TASK PROMPT
Turn the records below, from the first line through the line containing "168, 555, 177]", into a Markdown table with the columns No. and Line. Number each row and leave out blank lines.

SOURCE DATA
========================

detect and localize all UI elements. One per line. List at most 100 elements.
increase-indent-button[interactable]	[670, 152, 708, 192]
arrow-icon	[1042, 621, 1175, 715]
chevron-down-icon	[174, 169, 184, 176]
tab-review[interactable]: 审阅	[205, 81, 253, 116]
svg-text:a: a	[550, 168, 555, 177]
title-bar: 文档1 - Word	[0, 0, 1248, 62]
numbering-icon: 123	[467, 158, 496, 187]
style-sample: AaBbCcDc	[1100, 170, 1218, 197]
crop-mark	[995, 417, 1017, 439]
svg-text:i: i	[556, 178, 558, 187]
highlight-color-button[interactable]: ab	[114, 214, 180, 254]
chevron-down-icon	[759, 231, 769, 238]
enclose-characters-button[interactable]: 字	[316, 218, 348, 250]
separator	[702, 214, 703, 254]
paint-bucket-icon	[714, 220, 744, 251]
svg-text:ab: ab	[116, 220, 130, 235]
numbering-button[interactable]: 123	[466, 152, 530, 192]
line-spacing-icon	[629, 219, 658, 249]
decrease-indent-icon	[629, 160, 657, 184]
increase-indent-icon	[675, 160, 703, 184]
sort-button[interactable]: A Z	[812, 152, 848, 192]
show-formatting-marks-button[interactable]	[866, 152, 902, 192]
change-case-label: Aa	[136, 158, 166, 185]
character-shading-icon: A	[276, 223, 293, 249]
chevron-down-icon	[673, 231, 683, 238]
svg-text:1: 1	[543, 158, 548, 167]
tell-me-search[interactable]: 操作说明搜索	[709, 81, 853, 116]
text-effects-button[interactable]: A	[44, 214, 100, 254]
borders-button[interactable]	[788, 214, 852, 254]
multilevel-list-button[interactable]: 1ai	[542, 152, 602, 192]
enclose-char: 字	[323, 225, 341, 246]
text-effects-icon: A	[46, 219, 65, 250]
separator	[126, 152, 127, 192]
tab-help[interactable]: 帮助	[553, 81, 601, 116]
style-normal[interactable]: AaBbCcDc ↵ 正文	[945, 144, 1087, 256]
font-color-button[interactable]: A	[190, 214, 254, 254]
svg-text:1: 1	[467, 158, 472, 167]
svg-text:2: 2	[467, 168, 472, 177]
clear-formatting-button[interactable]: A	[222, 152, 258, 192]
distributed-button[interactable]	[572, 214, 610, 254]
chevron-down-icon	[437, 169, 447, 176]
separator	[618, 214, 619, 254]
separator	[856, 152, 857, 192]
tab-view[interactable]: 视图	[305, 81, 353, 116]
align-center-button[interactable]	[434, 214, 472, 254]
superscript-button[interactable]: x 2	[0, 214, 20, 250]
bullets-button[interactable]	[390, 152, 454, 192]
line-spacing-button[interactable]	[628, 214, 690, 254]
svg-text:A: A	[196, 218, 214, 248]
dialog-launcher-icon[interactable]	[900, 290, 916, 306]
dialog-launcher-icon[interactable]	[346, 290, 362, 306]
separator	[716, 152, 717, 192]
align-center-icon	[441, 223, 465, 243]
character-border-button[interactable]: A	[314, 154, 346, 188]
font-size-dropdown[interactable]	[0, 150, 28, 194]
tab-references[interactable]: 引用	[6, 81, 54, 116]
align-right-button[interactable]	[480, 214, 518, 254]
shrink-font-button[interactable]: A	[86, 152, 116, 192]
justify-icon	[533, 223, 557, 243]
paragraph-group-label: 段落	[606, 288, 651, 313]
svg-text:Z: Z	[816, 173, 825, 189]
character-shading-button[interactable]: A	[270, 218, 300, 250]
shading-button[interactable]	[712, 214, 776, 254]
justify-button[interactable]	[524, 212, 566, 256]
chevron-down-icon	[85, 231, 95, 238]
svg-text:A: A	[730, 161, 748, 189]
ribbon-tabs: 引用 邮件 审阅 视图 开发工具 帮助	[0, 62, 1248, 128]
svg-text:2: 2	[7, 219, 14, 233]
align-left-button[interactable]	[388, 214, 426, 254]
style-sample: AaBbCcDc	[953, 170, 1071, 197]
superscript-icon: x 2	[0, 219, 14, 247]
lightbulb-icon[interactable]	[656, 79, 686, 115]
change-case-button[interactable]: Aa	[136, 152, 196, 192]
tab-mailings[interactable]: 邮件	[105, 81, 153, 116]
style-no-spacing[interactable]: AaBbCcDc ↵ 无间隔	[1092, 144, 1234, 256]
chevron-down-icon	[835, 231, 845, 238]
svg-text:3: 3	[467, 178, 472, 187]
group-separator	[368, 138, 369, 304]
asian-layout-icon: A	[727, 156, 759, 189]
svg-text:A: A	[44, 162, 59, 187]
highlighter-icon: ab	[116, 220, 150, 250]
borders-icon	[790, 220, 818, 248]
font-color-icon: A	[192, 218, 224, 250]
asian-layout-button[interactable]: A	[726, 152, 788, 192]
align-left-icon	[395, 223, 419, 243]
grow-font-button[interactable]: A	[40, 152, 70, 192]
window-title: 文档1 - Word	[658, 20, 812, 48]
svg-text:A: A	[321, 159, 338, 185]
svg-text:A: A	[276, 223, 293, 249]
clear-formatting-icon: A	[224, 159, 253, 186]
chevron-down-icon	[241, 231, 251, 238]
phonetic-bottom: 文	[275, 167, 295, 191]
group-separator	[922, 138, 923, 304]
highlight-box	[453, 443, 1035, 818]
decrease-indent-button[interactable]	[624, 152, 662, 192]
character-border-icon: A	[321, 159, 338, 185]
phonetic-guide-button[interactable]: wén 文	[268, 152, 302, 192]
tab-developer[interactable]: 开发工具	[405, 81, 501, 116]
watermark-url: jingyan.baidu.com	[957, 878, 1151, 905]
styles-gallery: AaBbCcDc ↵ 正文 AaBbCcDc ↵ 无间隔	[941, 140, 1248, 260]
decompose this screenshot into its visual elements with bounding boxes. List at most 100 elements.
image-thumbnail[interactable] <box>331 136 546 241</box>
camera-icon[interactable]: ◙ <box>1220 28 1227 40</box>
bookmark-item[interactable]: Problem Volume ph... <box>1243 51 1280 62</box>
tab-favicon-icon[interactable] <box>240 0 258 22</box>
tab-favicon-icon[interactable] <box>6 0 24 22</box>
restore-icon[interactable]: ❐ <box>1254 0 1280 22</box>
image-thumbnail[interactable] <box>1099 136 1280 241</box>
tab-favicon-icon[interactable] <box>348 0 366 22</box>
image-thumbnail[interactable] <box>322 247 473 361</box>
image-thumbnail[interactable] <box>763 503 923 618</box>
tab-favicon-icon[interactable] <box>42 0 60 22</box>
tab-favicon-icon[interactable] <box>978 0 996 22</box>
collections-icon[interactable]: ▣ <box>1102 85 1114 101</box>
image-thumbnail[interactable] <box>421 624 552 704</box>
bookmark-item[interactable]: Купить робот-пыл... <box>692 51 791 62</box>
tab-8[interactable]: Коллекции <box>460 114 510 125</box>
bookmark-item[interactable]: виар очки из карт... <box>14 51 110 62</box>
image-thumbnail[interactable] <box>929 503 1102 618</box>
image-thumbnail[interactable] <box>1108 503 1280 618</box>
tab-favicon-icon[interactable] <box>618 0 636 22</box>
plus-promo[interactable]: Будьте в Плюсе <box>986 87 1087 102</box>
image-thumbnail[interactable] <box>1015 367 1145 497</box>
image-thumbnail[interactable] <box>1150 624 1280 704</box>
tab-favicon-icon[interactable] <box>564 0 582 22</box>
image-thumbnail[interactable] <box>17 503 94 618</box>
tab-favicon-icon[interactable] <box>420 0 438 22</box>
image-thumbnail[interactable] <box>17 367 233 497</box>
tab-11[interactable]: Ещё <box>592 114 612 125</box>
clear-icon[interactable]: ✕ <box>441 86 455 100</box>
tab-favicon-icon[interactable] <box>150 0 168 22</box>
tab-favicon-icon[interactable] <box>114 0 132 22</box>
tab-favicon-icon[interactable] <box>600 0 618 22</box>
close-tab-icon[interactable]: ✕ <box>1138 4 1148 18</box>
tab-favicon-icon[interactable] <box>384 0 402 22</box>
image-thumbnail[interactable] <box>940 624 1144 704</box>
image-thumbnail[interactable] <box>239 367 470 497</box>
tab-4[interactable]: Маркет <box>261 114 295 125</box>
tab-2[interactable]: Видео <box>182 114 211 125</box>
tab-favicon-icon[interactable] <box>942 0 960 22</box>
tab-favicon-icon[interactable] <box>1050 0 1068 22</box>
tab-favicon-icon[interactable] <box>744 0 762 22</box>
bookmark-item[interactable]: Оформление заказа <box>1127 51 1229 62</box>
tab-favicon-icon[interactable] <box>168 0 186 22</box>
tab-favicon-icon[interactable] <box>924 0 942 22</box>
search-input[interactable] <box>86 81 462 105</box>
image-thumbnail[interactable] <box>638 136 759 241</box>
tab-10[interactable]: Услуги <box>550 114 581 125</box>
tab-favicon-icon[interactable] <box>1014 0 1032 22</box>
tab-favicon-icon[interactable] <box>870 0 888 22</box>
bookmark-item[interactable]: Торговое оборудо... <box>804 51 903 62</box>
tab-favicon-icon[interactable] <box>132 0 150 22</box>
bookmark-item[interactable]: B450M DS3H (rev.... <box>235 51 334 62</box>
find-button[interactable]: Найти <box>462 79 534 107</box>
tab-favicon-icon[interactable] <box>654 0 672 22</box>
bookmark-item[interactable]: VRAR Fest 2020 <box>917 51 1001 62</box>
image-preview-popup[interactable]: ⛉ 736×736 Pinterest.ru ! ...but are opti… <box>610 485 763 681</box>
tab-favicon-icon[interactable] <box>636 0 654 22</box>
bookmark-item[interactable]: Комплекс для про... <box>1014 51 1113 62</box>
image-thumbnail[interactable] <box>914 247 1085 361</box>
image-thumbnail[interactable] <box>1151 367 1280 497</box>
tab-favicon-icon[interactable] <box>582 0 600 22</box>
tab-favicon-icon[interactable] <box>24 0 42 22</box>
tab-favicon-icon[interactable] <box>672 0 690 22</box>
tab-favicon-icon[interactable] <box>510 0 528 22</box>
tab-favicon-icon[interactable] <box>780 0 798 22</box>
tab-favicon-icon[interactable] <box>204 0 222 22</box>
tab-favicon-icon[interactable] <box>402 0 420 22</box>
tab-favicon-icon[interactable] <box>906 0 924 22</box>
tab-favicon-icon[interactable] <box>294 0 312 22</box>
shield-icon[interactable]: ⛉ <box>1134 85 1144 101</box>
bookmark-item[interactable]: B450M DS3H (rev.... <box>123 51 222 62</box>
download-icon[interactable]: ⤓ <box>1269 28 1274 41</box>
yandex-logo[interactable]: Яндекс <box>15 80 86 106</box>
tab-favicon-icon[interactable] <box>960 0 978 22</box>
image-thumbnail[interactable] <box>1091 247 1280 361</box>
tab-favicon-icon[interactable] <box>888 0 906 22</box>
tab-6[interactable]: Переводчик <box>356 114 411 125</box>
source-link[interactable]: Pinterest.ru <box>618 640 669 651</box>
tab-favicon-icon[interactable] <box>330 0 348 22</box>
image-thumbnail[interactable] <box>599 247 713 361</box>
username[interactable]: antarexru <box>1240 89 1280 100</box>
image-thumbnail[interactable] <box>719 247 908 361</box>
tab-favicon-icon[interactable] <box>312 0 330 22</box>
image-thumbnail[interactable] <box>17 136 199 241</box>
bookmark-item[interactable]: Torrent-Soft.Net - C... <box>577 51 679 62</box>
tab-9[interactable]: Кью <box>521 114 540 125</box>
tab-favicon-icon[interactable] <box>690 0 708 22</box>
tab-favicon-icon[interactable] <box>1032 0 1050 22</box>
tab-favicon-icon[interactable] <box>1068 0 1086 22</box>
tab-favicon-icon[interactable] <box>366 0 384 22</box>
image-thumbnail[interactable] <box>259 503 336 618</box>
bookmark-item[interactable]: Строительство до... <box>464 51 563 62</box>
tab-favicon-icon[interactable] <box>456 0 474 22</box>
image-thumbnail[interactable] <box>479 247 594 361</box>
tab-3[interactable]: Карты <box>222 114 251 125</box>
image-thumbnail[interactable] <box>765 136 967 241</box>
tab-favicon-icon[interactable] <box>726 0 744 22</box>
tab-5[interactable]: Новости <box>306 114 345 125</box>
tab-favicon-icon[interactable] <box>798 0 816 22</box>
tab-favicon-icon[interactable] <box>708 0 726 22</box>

========================

THE RESPONSE
| No. | Line |
|---|---|
| 1 | detect and localize all UI elements. One per line. List at most 100 elements. |
| 2 | increase-indent-button[interactable]	[670, 152, 708, 192] |
| 3 | arrow-icon	[1042, 621, 1175, 715] |
| 4 | chevron-down-icon	[174, 169, 184, 176] |
| 5 | tab-review[interactable]: 审阅	[205, 81, 253, 116] |
| 6 | svg-text:a: a	[550, 168, 555, 177] |